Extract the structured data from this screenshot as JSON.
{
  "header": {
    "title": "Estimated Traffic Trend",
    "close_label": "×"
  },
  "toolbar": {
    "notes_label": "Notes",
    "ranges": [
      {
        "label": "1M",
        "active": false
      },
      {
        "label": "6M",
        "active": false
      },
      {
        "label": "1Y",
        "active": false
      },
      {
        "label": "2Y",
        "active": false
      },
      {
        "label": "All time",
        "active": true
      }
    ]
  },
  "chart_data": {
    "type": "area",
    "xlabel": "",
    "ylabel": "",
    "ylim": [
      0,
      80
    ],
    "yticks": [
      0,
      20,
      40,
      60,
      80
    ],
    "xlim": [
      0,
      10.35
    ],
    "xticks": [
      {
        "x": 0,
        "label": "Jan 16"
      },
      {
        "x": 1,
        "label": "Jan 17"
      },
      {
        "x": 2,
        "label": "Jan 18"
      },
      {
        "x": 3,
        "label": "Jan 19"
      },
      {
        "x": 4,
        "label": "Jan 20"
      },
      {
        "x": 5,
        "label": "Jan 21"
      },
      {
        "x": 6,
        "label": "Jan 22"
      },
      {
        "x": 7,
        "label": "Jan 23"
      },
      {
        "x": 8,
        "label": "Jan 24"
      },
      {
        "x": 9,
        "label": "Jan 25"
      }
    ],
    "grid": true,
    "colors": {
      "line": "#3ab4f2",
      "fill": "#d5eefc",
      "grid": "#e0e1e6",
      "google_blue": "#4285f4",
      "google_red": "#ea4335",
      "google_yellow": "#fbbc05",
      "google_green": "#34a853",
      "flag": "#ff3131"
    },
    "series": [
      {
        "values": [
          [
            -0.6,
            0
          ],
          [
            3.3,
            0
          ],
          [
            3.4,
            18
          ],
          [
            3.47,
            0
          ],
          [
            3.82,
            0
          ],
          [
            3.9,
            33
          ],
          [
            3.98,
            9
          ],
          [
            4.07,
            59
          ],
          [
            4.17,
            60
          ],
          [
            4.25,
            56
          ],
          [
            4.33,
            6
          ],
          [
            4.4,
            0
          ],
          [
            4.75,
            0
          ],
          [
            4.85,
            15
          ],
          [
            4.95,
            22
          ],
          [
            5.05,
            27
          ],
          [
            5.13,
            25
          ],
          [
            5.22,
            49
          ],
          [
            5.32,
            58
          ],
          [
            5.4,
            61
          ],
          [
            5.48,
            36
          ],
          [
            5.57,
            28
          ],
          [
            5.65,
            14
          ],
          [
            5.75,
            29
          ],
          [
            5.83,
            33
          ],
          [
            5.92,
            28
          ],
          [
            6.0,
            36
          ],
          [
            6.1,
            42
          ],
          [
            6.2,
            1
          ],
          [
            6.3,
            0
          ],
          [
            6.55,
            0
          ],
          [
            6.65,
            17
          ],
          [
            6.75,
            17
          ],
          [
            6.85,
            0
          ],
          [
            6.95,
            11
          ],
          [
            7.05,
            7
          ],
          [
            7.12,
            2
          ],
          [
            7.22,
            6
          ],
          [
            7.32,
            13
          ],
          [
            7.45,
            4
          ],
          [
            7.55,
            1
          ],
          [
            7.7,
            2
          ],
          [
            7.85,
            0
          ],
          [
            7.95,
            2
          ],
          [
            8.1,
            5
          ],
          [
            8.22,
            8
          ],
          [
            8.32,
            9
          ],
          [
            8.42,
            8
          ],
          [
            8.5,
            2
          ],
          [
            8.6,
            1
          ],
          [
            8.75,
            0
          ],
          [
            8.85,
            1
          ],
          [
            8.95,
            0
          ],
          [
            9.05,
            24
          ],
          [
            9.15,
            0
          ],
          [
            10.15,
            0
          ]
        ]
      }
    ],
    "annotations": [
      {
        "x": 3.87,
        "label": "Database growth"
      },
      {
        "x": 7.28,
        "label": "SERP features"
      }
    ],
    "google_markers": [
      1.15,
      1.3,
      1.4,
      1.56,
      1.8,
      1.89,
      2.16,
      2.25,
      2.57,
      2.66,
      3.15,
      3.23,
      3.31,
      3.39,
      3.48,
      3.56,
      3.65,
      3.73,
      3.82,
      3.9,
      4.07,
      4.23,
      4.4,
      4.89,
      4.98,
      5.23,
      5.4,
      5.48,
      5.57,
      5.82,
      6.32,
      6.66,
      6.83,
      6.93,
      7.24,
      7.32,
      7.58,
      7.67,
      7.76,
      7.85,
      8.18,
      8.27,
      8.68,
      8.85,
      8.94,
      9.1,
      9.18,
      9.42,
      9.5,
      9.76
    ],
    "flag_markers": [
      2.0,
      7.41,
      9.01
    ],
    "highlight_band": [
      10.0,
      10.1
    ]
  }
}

-.-.-

### Task requirements
Copy all data exactly, start to finish.

### Task output
Extract the structured data from this screenshot as JSON.
{
  "header": {
    "title": "Estimated Traffic Trend",
    "close_label": "×"
  },
  "toolbar": {
    "notes_label": "Notes",
    "ranges": [
      {
        "label": "1M",
        "active": false
      },
      {
        "label": "6M",
        "active": false
      },
      {
        "label": "1Y",
        "active": false
      },
      {
        "label": "2Y",
        "active": false
      },
      {
        "label": "All time",
        "active": true
      }
    ]
  },
  "chart_data": {
    "type": "area",
    "xlabel": "",
    "ylabel": "",
    "ylim": [
      0,
      80
    ],
    "yticks": [
      0,
      20,
      40,
      60,
      80
    ],
    "xlim": [
      0,
      10.35
    ],
    "xticks": [
      {
        "x": 0,
        "label": "Jan 16"
      },
      {
        "x": 1,
        "label": "Jan 17"
      },
      {
        "x": 2,
        "label": "Jan 18"
      },
      {
        "x": 3,
        "label": "Jan 19"
      },
      {
        "x": 4,
        "label": "Jan 20"
      },
      {
        "x": 5,
        "label": "Jan 21"
      },
      {
        "x": 6,
        "label": "Jan 22"
      },
      {
        "x": 7,
        "label": "Jan 23"
      },
      {
        "x": 8,
        "label": "Jan 24"
      },
      {
        "x": 9,
        "label": "Jan 25"
      }
    ],
    "grid": true,
    "colors": {
      "line": "#3ab4f2",
      "fill": "#d5eefc",
      "grid": "#e0e1e6",
      "google_blue": "#4285f4",
      "google_red": "#ea4335",
      "google_yellow": "#fbbc05",
      "google_green": "#34a853",
      "flag": "#ff3131"
    },
    "series": [
      {
        "values": [
          [
            -0.6,
            0
          ],
          [
            3.3,
            0
          ],
          [
            3.4,
            18
          ],
          [
            3.47,
            0
          ],
          [
            3.82,
            0
          ],
          [
            3.9,
            33
          ],
          [
            3.98,
            9
          ],
          [
            4.07,
            59
          ],
          [
            4.17,
            60
          ],
          [
            4.25,
            56
          ],
          [
            4.33,
            6
          ],
          [
            4.4,
            0
          ],
          [
            4.75,
            0
          ],
          [
            4.85,
            15
          ],
          [
            4.95,
            22
          ],
          [
            5.05,
            27
          ],
          [
            5.13,
            25
          ],
          [
            5.22,
            49
          ],
          [
            5.32,
            58
          ],
          [
            5.4,
            61
          ],
          [
            5.48,
            36
          ],
          [
            5.57,
            28
          ],
          [
            5.65,
            14
          ],
          [
            5.75,
            29
          ],
          [
            5.83,
            33
          ],
          [
            5.92,
            28
          ],
          [
            6.0,
            36
          ],
          [
            6.1,
            42
          ],
          [
            6.2,
            1
          ],
          [
            6.3,
            0
          ],
          [
            6.55,
            0
          ],
          [
            6.65,
            17
          ],
          [
            6.75,
            17
          ],
          [
            6.85,
            0
          ],
          [
            6.95,
            11
          ],
          [
            7.05,
            7
          ],
          [
            7.12,
            2
          ],
          [
            7.22,
            6
          ],
          [
            7.32,
            13
          ],
          [
            7.45,
            4
          ],
          [
            7.55,
            1
          ],
          [
            7.7,
            2
          ],
          [
            7.85,
            0
          ],
          [
            7.95,
            2
          ],
          [
            8.1,
            5
          ],
          [
            8.22,
            8
          ],
          [
            8.32,
            9
          ],
          [
            8.42,
            8
          ],
          [
            8.5,
            2
          ],
          [
            8.6,
            1
          ],
          [
            8.75,
            0
          ],
          [
            8.85,
            1
          ],
          [
            8.95,
            0
          ],
          [
            9.05,
            24
          ],
          [
            9.15,
            0
          ],
          [
            10.15,
            0
          ]
        ]
      }
    ],
    "annotations": [
      {
        "x": 3.87,
        "label": "Database growth"
      },
      {
        "x": 7.28,
        "label": "SERP features"
      }
    ],
    "google_markers": [
      1.15,
      1.3,
      1.4,
      1.56,
      1.8,
      1.89,
      2.16,
      2.25,
      2.57,
      2.66,
      3.15,
      3.23,
      3.31,
      3.39,
      3.48,
      3.56,
      3.65,
      3.73,
      3.82,
      3.9,
      4.07,
      4.23,
      4.4,
      4.89,
      4.98,
      5.23,
      5.4,
      5.48,
      5.57,
      5.82,
      6.32,
      6.66,
      6.83,
      6.93,
      7.24,
      7.32,
      7.58,
      7.67,
      7.76,
      7.85,
      8.18,
      8.27,
      8.68,
      8.85,
      8.94,
      9.1,
      9.18,
      9.42,
      9.5,
      9.76
    ],
    "flag_markers": [
      2.0,
      7.41,
      9.01
    ],
    "highlight_band": [
      10.0,
      10.1
    ]
  }
}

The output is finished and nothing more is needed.